#### WRITTEN TASK:
Within the material below, find each line bearing the word "依员工手册办理" and present it.

#### MATERIAL SHOWN:
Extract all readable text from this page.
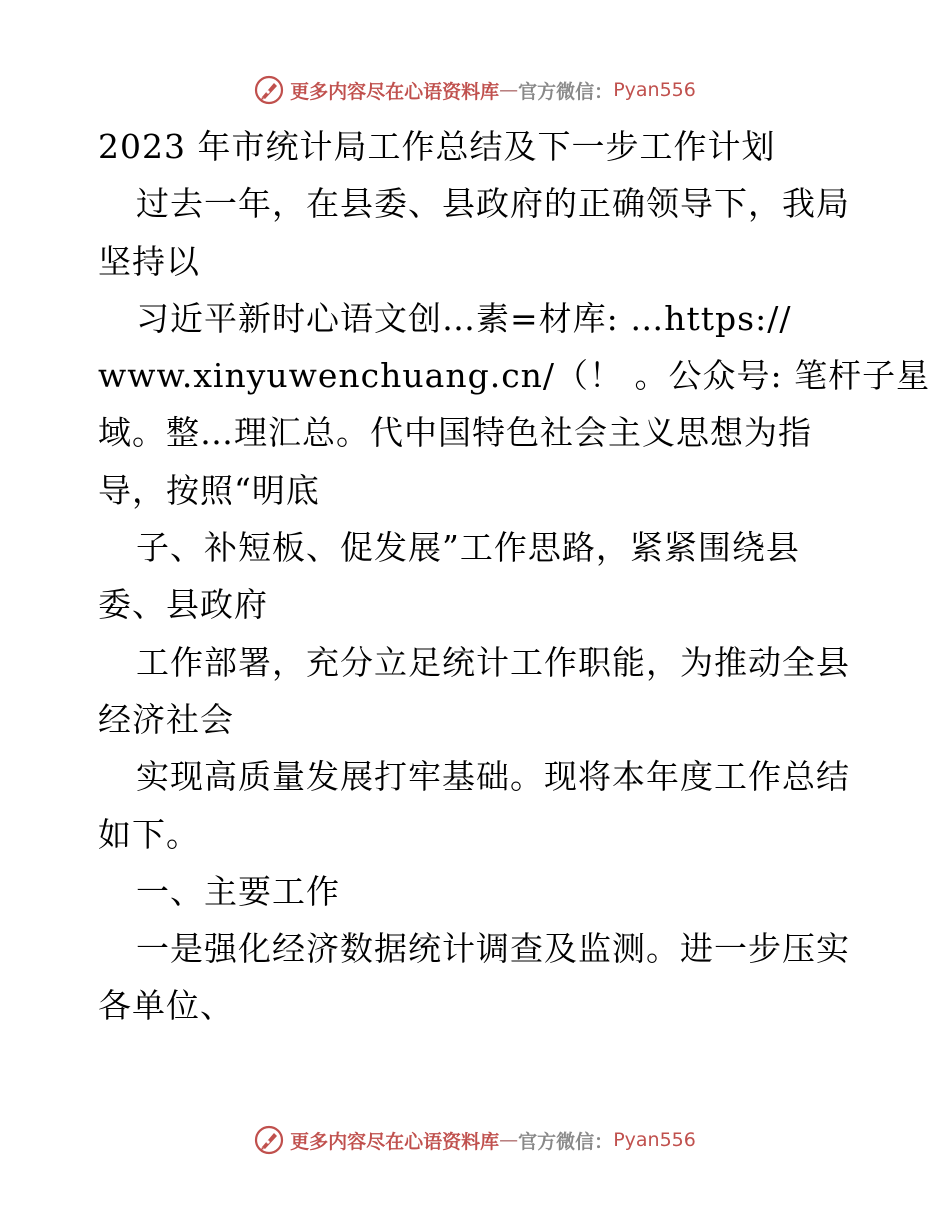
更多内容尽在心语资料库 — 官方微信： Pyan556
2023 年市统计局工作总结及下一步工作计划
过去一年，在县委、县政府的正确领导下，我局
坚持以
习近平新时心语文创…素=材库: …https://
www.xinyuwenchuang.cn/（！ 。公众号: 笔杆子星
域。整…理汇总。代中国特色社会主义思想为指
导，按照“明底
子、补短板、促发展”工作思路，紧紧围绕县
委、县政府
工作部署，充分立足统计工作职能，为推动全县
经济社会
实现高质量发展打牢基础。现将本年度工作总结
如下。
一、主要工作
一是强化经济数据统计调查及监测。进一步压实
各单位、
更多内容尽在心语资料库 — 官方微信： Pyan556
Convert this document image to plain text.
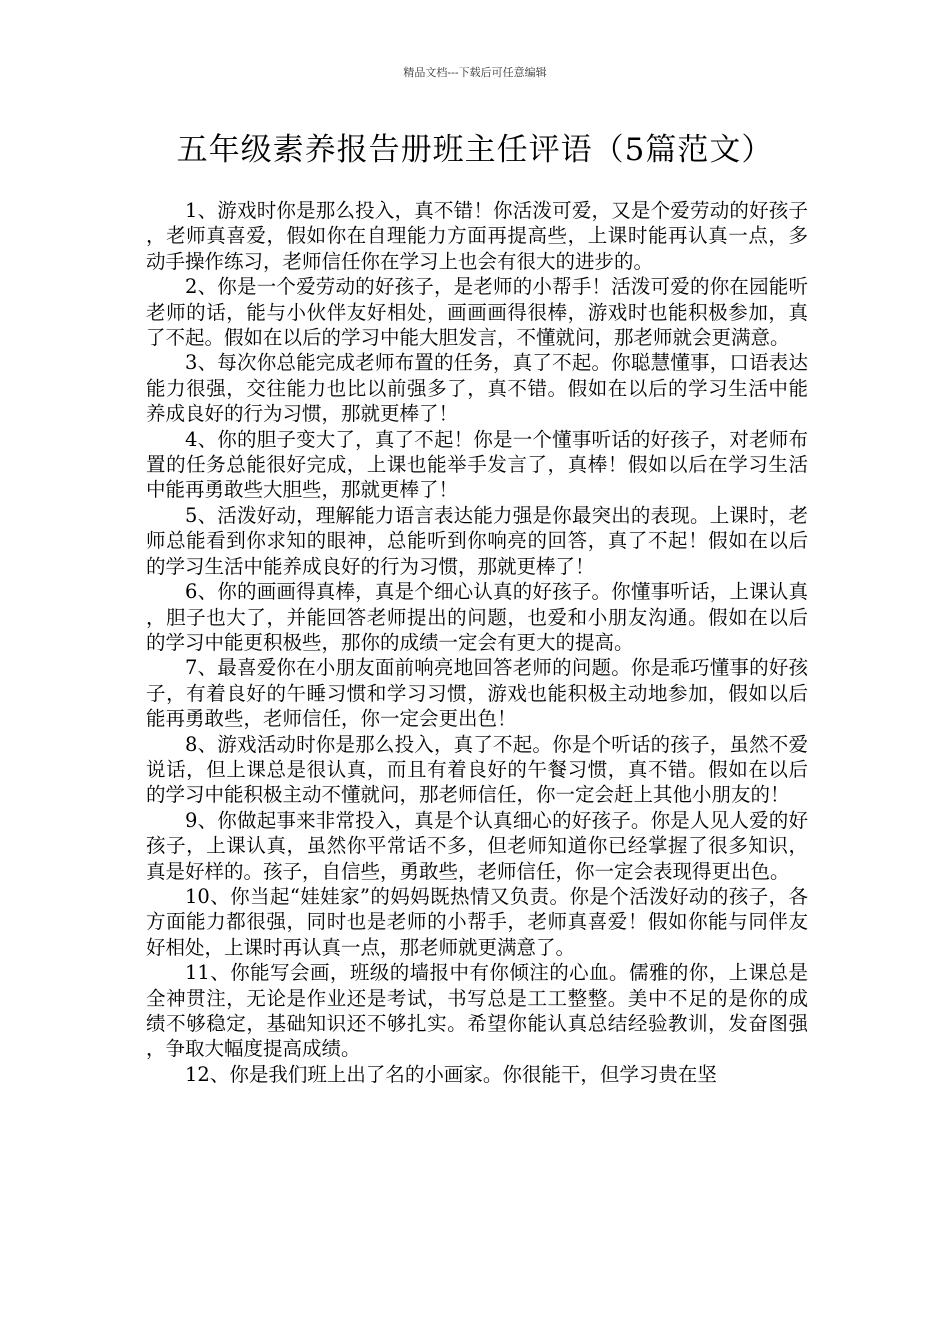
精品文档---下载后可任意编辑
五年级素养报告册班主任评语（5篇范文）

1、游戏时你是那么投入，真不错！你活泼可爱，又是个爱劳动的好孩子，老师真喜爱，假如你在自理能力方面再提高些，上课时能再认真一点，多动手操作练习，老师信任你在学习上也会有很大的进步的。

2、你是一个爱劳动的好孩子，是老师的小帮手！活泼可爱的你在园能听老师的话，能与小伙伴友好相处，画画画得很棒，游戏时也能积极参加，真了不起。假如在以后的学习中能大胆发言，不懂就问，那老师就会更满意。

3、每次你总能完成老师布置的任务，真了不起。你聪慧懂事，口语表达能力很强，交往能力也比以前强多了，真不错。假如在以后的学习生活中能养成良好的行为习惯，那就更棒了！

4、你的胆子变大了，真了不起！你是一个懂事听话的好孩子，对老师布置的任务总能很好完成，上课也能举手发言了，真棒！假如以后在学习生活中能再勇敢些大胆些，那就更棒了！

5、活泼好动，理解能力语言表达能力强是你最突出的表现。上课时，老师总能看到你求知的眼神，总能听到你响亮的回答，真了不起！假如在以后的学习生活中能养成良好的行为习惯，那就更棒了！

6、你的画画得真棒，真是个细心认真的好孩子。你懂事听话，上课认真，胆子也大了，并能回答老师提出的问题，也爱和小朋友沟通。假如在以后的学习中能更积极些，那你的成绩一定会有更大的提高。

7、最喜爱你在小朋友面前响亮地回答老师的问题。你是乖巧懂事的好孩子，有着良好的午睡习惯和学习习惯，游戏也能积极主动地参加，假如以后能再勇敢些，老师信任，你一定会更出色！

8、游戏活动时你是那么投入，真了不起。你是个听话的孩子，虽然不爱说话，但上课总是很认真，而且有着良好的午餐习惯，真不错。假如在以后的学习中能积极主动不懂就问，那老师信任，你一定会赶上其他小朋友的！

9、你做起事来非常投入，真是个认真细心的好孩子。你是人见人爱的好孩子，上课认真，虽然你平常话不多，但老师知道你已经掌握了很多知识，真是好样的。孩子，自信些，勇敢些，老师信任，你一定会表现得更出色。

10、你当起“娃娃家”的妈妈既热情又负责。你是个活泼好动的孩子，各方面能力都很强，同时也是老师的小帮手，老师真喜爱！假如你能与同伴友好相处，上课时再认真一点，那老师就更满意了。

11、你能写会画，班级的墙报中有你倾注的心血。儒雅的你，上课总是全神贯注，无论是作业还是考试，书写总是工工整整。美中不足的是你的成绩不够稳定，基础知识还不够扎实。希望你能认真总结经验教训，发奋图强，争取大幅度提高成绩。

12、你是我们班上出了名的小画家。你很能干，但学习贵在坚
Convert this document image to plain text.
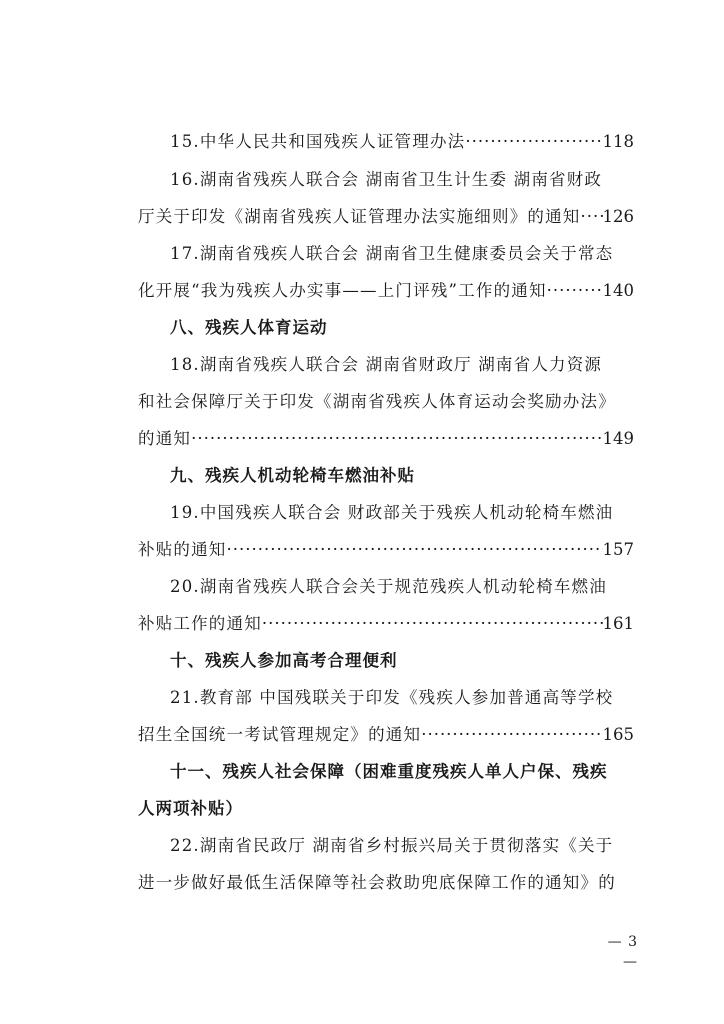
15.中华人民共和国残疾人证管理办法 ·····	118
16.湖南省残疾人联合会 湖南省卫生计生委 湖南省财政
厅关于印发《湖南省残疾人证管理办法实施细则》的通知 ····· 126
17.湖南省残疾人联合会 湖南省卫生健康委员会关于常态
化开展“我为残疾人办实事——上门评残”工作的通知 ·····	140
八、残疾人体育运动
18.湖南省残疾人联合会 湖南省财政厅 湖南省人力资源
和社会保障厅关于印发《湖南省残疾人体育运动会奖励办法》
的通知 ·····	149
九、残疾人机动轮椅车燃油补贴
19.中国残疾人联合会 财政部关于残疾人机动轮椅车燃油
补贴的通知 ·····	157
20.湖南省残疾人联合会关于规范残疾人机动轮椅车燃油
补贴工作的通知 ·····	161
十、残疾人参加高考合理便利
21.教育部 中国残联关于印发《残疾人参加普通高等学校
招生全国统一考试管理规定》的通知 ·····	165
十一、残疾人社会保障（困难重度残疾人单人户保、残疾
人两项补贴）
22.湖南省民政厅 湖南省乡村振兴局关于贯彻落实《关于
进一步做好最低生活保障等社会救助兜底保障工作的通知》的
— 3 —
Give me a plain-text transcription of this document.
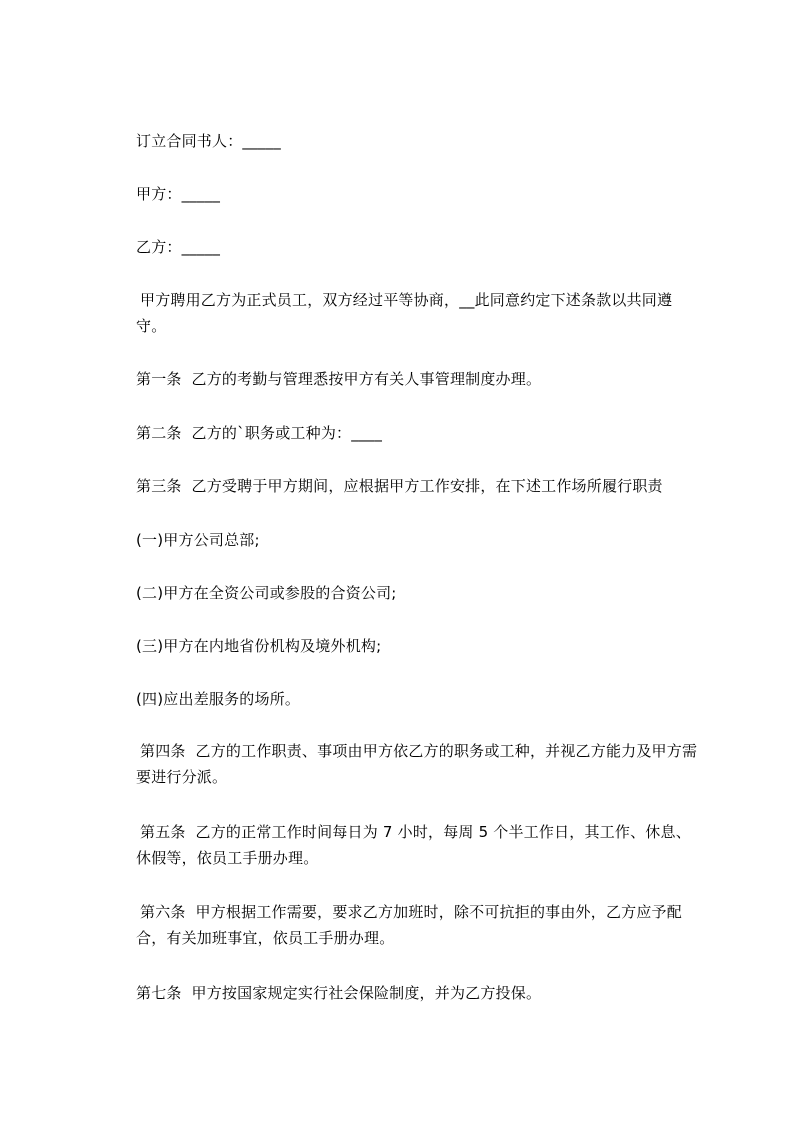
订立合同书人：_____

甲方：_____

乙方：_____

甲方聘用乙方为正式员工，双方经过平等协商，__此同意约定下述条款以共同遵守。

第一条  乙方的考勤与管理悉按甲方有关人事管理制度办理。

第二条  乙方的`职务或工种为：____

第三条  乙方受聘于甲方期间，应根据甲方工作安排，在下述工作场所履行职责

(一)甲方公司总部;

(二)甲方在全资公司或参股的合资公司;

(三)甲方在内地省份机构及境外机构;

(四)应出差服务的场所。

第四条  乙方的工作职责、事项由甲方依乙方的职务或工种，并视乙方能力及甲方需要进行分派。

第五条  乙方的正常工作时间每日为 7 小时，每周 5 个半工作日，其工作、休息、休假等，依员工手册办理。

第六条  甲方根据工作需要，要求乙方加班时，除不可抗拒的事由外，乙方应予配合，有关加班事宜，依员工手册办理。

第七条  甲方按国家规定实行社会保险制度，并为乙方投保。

#### EXPECTED OUTPUT:
第五条  乙方的正常工作时间每日为 7 小时，每周 5 个半工作日，其工作、休息、休假等，依员工手册办理。
第六条  甲方根据工作需要，要求乙方加班时，除不可抗拒的事由外，乙方应予配合，有关加班事宜，依员工手册办理。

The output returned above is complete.